Problem details -> Below are records. Copy every line with "number" in it.

#####

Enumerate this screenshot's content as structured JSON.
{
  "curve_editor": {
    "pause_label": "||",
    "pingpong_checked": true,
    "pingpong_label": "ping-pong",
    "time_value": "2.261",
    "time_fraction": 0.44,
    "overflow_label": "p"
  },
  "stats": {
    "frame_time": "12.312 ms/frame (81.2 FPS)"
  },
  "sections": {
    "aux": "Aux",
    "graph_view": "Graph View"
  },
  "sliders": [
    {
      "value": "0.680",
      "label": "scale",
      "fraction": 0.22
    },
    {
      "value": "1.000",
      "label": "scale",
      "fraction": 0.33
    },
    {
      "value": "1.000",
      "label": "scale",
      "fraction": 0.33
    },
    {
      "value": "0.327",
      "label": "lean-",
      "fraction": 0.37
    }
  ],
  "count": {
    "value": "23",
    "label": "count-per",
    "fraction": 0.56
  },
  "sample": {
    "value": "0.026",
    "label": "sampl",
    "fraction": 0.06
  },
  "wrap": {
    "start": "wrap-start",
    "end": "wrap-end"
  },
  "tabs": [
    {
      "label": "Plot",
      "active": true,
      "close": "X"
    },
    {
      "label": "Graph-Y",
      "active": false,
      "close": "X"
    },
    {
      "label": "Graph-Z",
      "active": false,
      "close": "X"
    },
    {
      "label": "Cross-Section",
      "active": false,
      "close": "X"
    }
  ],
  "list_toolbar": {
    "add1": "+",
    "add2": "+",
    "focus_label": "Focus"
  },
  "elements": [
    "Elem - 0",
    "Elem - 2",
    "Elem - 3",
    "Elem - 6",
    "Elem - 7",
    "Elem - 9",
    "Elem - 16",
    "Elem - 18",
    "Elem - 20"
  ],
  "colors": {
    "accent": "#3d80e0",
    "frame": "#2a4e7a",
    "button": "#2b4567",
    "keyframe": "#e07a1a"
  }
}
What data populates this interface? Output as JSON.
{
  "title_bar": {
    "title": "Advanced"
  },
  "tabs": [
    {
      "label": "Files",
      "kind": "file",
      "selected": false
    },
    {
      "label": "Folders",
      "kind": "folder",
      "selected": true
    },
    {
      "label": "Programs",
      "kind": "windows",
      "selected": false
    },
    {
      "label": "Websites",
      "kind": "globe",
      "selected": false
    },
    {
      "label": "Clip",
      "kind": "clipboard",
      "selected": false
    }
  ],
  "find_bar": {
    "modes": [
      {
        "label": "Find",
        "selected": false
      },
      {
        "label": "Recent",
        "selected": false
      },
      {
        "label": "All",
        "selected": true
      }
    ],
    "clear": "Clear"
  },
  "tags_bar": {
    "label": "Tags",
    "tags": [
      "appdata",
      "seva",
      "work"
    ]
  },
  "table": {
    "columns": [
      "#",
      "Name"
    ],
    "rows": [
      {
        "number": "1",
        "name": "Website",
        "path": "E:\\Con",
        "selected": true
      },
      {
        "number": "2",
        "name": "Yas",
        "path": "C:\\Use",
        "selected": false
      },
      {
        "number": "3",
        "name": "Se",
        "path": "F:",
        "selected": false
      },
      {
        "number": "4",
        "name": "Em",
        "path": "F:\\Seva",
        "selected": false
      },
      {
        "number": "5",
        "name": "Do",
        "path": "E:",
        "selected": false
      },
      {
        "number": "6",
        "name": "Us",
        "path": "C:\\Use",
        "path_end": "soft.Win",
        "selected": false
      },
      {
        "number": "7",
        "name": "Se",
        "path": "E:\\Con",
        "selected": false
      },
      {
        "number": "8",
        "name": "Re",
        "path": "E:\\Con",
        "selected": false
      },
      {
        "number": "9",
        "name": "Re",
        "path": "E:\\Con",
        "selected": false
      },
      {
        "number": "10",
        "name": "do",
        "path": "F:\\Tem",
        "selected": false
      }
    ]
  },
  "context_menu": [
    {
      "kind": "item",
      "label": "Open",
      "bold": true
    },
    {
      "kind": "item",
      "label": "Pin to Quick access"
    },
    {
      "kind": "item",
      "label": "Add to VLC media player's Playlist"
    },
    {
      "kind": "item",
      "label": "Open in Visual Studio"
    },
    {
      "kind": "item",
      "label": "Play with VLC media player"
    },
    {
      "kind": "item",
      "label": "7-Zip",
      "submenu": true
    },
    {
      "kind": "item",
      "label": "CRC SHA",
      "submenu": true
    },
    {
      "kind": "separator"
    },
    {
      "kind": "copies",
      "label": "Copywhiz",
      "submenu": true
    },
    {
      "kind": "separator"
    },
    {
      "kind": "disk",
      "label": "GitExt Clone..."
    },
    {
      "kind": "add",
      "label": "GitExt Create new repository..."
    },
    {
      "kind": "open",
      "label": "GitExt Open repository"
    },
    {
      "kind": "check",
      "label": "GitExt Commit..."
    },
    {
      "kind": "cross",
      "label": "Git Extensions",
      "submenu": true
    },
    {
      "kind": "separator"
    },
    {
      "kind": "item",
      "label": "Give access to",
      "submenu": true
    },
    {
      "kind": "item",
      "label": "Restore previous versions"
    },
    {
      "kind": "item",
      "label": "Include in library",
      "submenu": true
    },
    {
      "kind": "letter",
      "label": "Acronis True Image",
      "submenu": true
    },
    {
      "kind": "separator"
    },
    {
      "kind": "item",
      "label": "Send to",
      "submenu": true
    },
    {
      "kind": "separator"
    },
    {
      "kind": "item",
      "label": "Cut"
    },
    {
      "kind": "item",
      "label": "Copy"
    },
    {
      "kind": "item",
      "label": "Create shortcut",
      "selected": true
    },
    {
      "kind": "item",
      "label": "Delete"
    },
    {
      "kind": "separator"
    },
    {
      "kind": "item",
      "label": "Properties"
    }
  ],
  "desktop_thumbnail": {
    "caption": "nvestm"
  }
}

#####

Solved problem ->
        "number": "1",
        "number": "2",
        "number": "3",
        "number": "4",
        "number": "5",
        "number": "6",
        "number": "7",
        "number": "8",
        "number": "9",
        "number": "10",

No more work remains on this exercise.